PROVIDED MATERIAL start

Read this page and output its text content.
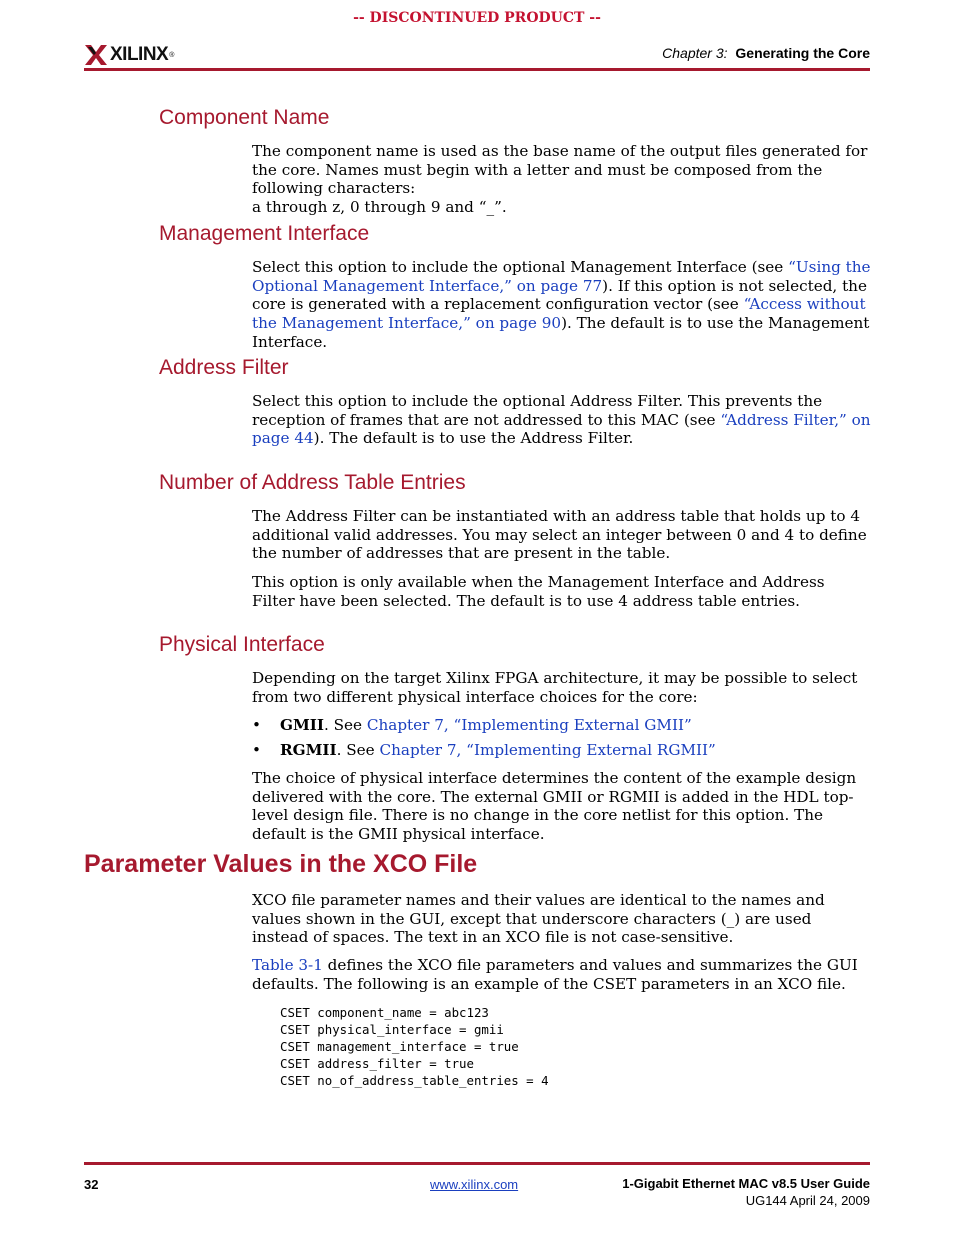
-- DISCONTINUED PRODUCT --
XILINX ®	Chapter 3: Generating the Core
Component Name

The component name is used as the base name of the output files generated for the core. Names must begin with a letter and must be composed from the following characters:
a through z, 0 through 9 and “_”.

Management Interface

Select this option to include the optional Management Interface (see “Using the Optional Management Interface,” on page 77). If this option is not selected, the core is generated with a replacement configuration vector (see “Access without the Management Interface,” on page 90). The default is to use the Management Interface.

Address Filter

Select this option to include the optional Address Filter. This prevents the reception of frames that are not addressed to this MAC (see “Address Filter,” on page 44). The default is to use the Address Filter.

Number of Address Table Entries

The Address Filter can be instantiated with an address table that holds up to 4 additional valid addresses. You may select an integer between 0 and 4 to define the number of addresses that are present in the table.

This option is only available when the Management Interface and Address Filter have been selected. The default is to use 4 address table entries.

Physical Interface

Depending on the target Xilinx FPGA architecture, it may be possible to select from two different physical interface choices for the core:

• GMII. See Chapter 7, “Implementing External GMII”
• RGMII. See Chapter 7, “Implementing External RGMII”

The choice of physical interface determines the content of the example design delivered with the core. The external GMII or RGMII is added in the HDL top-level design file. There is no change in the core netlist for this option. The default is the GMII physical interface.

Parameter Values in the XCO File

XCO file parameter names and their values are identical to the names and values shown in the GUI, except that underscore characters (_) are used instead of spaces. The text in an XCO file is not case-sensitive.

Table 3-1 defines the XCO file parameters and values and summarizes the GUI defaults. The following is an example of the CSET parameters in an XCO file.

CSET component_name = abc123
CSET physical_interface = gmii
CSET management_interface = true
CSET address_filter = true
CSET no_of_address_table_entries = 4
32	www.xilinx.com	1-Gigabit Ethernet MAC v8.5 User Guide
UG144 April 24, 2009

PROVIDED MATERIAL end

| EXERCISE GOAL |
Every record above must be given again exactly; drop the pictures.

| IN RESPONSE |
Read this page and output its text content.
-- DISCONTINUED PRODUCT --
XILINX ®	Chapter 3: Generating the Core
Component Name

The component name is used as the base name of the output files generated for the core. Names must begin with a letter and must be composed from the following characters:
a through z, 0 through 9 and “_”.

Management Interface

Select this option to include the optional Management Interface (see “Using the Optional Management Interface,” on page 77). If this option is not selected, the core is generated with a replacement configuration vector (see “Access without the Management Interface,” on page 90). The default is to use the Management Interface.

Address Filter

Select this option to include the optional Address Filter. This prevents the reception of frames that are not addressed to this MAC (see “Address Filter,” on page 44). The default is to use the Address Filter.

Number of Address Table Entries

The Address Filter can be instantiated with an address table that holds up to 4 additional valid addresses. You may select an integer between 0 and 4 to define the number of addresses that are present in the table.

This option is only available when the Management Interface and Address Filter have been selected. The default is to use 4 address table entries.

Physical Interface

Depending on the target Xilinx FPGA architecture, it may be possible to select from two different physical interface choices for the core:

• GMII. See Chapter 7, “Implementing External GMII”
• RGMII. See Chapter 7, “Implementing External RGMII”

The choice of physical interface determines the content of the example design delivered with the core. The external GMII or RGMII is added in the HDL top-level design file. There is no change in the core netlist for this option. The default is the GMII physical interface.

Parameter Values in the XCO File

XCO file parameter names and their values are identical to the names and values shown in the GUI, except that underscore characters (_) are used instead of spaces. The text in an XCO file is not case-sensitive.

Table 3-1 defines the XCO file parameters and values and summarizes the GUI defaults. The following is an example of the CSET parameters in an XCO file.

CSET component_name = abc123
CSET physical_interface = gmii
CSET management_interface = true
CSET address_filter = true
CSET no_of_address_table_entries = 4
32	www.xilinx.com	1-Gigabit Ethernet MAC v8.5 User Guide
UG144 April 24, 2009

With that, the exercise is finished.